Transcribe the records below exactly, leaving out any pictures.

Given information:
■ ■ ■ ■ ■ ■ ■
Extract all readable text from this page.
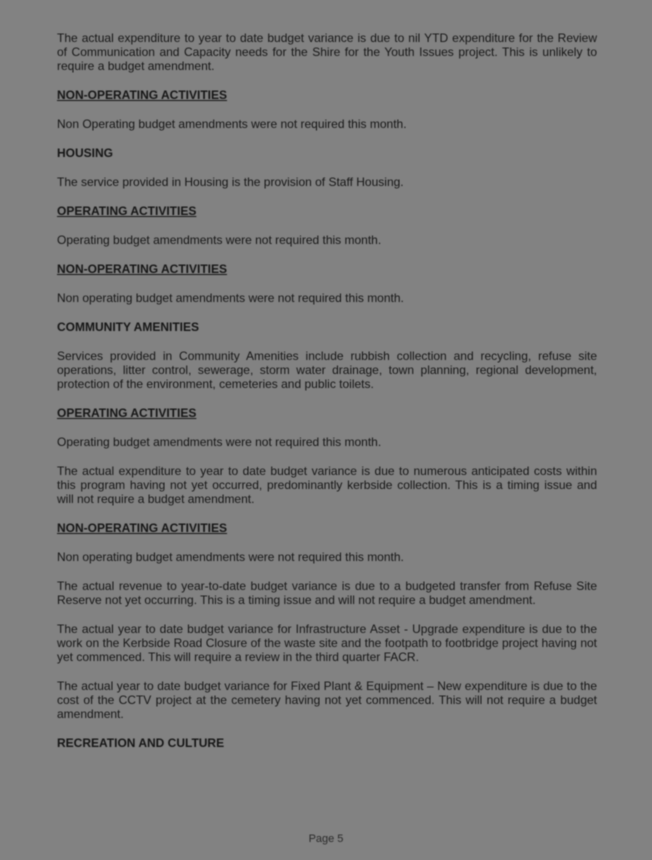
The actual expenditure to year to date budget variance is due to nil YTD expenditure for the Review of Communication and Capacity needs for the Shire for the Youth Issues project. This is unlikely to require a budget amendment.
NON-OPERATING ACTIVITIES
Non Operating budget amendments were not required this month.
HOUSING
The service provided in Housing is the provision of Staff Housing.
OPERATING ACTIVITIES
Operating budget amendments were not required this month.
NON-OPERATING ACTIVITIES
Non operating budget amendments were not required this month.
COMMUNITY AMENITIES
Services provided in Community Amenities include rubbish collection and recycling, refuse site operations, litter control, sewerage, storm water drainage, town planning, regional development, protection of the environment, cemeteries and public toilets.
OPERATING ACTIVITIES
Operating budget amendments were not required this month.
The actual expenditure to year to date budget variance is due to numerous anticipated costs within this program having not yet occurred, predominantly kerbside collection. This is a timing issue and will not require a budget amendment.
NON-OPERATING ACTIVITIES
Non operating budget amendments were not required this month.
The actual revenue to year-to-date budget variance is due to a budgeted transfer from Refuse Site Reserve not yet occurring. This is a timing issue and will not require a budget amendment.
The actual year to date budget variance for Infrastructure Asset - Upgrade expenditure is due to the work on the Kerbside Road Closure of the waste site and the footpath to footbridge project having not yet commenced. This will require a review in the third quarter FACR.
The actual year to date budget variance for Fixed Plant & Equipment – New expenditure is due to the cost of the CCTV project at the cemetery having not yet commenced. This will not require a budget amendment.
RECREATION AND CULTURE
Page 5
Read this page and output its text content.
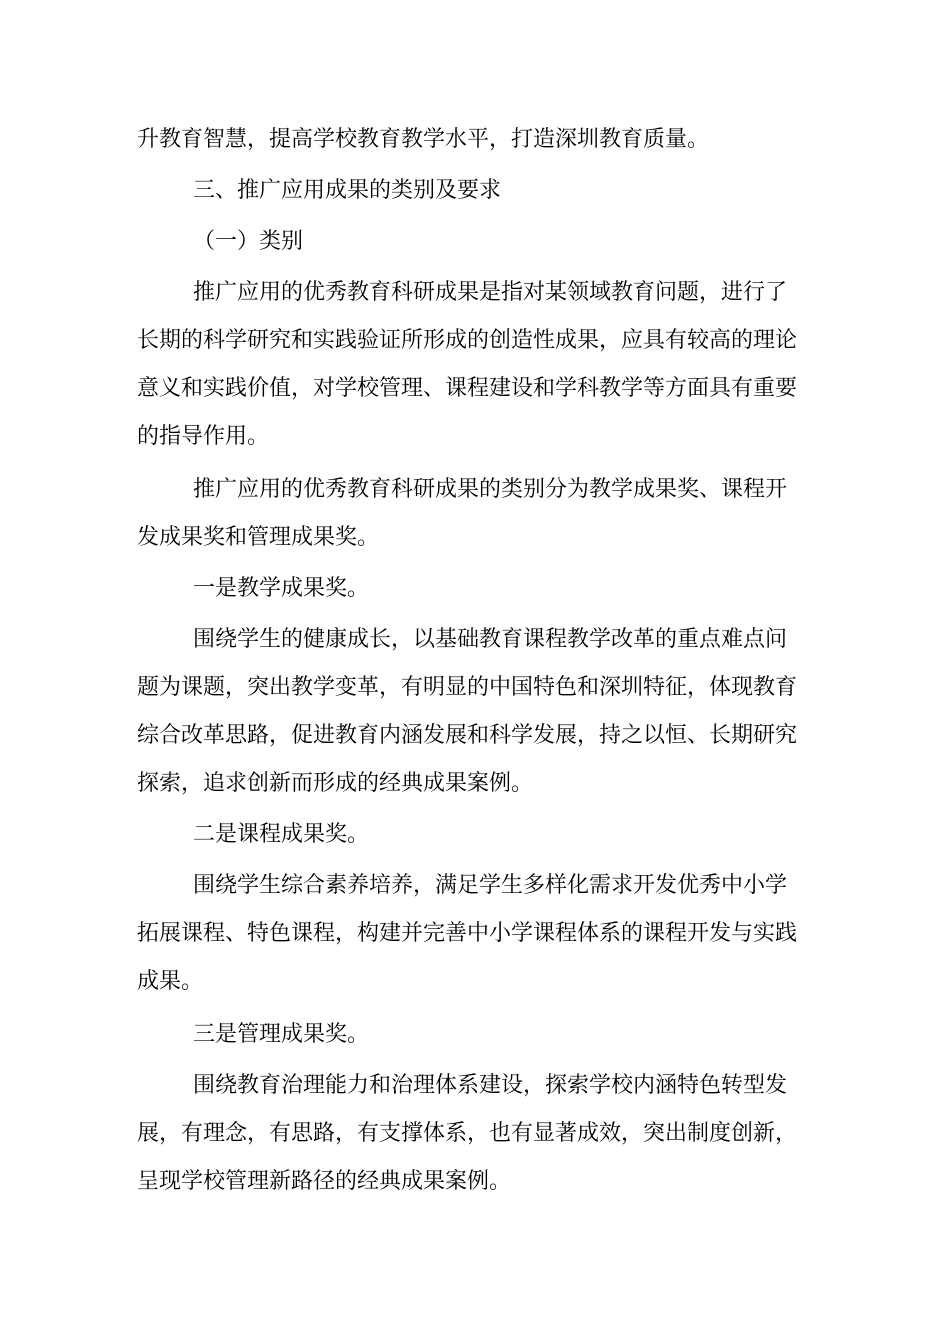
升教育智慧，提高学校教育教学水平，打造深圳教育质量。
三、推广应用成果的类别及要求
（一）类别
推广应用的优秀教育科研成果是指对某领域教育问题，进行了
长期的科学研究和实践验证所形成的创造性成果，应具有较高的理论
意义和实践价值，对学校管理、课程建设和学科教学等方面具有重要
的指导作用。
推广应用的优秀教育科研成果的类别分为教学成果奖、课程开
发成果奖和管理成果奖。
一是教学成果奖。
围绕学生的健康成长，以基础教育课程教学改革的重点难点问
题为课题，突出教学变革，有明显的中国特色和深圳特征，体现教育
综合改革思路，促进教育内涵发展和科学发展，持之以恒、长期研究
探索，追求创新而形成的经典成果案例。
二是课程成果奖。
围绕学生综合素养培养，满足学生多样化需求开发优秀中小学
拓展课程、特色课程，构建并完善中小学课程体系的课程开发与实践
成果。
三是管理成果奖。
围绕教育治理能力和治理体系建设，探索学校内涵特色转型发
展，有理念，有思路，有支撑体系，也有显著成效，突出制度创新，
呈现学校管理新路径的经典成果案例。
■ ■ ■ ■ ■ ■ ■
Worked answer:
Extract all readable text from this page.
The actual expenditure to year to date budget variance is due to nil YTD expenditure for the Review of Communication and Capacity needs for the Shire for the Youth Issues project. This is unlikely to require a budget amendment.
NON-OPERATING ACTIVITIES
Non Operating budget amendments were not required this month.
HOUSING
The service provided in Housing is the provision of Staff Housing.
OPERATING ACTIVITIES
Operating budget amendments were not required this month.
NON-OPERATING ACTIVITIES
Non operating budget amendments were not required this month.
COMMUNITY AMENITIES
Services provided in Community Amenities include rubbish collection and recycling, refuse site operations, litter control, sewerage, storm water drainage, town planning, regional development, protection of the environment, cemeteries and public toilets.
OPERATING ACTIVITIES
Operating budget amendments were not required this month.
The actual expenditure to year to date budget variance is due to numerous anticipated costs within this program having not yet occurred, predominantly kerbside collection. This is a timing issue and will not require a budget amendment.
NON-OPERATING ACTIVITIES
Non operating budget amendments were not required this month.
The actual revenue to year-to-date budget variance is due to a budgeted transfer from Refuse Site Reserve not yet occurring. This is a timing issue and will not require a budget amendment.
The actual year to date budget variance for Infrastructure Asset - Upgrade expenditure is due to the work on the Kerbside Road Closure of the waste site and the footpath to footbridge project having not yet commenced. This will require a review in the third quarter FACR.
The actual year to date budget variance for Fixed Plant & Equipment – New expenditure is due to the cost of the CCTV project at the cemetery having not yet commenced. This will not require a budget amendment.
RECREATION AND CULTURE
Page 5
Read this page and output its text content.
升教育智慧，提高学校教育教学水平，打造深圳教育质量。
三、推广应用成果的类别及要求
（一）类别
推广应用的优秀教育科研成果是指对某领域教育问题，进行了
长期的科学研究和实践验证所形成的创造性成果，应具有较高的理论
意义和实践价值，对学校管理、课程建设和学科教学等方面具有重要
的指导作用。
推广应用的优秀教育科研成果的类别分为教学成果奖、课程开
发成果奖和管理成果奖。
一是教学成果奖。
围绕学生的健康成长，以基础教育课程教学改革的重点难点问
题为课题，突出教学变革，有明显的中国特色和深圳特征，体现教育
综合改革思路，促进教育内涵发展和科学发展，持之以恒、长期研究
探索，追求创新而形成的经典成果案例。
二是课程成果奖。
围绕学生综合素养培养，满足学生多样化需求开发优秀中小学
拓展课程、特色课程，构建并完善中小学课程体系的课程开发与实践
成果。
三是管理成果奖。
围绕教育治理能力和治理体系建设，探索学校内涵特色转型发
展，有理念，有思路，有支撑体系，也有显著成效，突出制度创新，
呈现学校管理新路径的经典成果案例。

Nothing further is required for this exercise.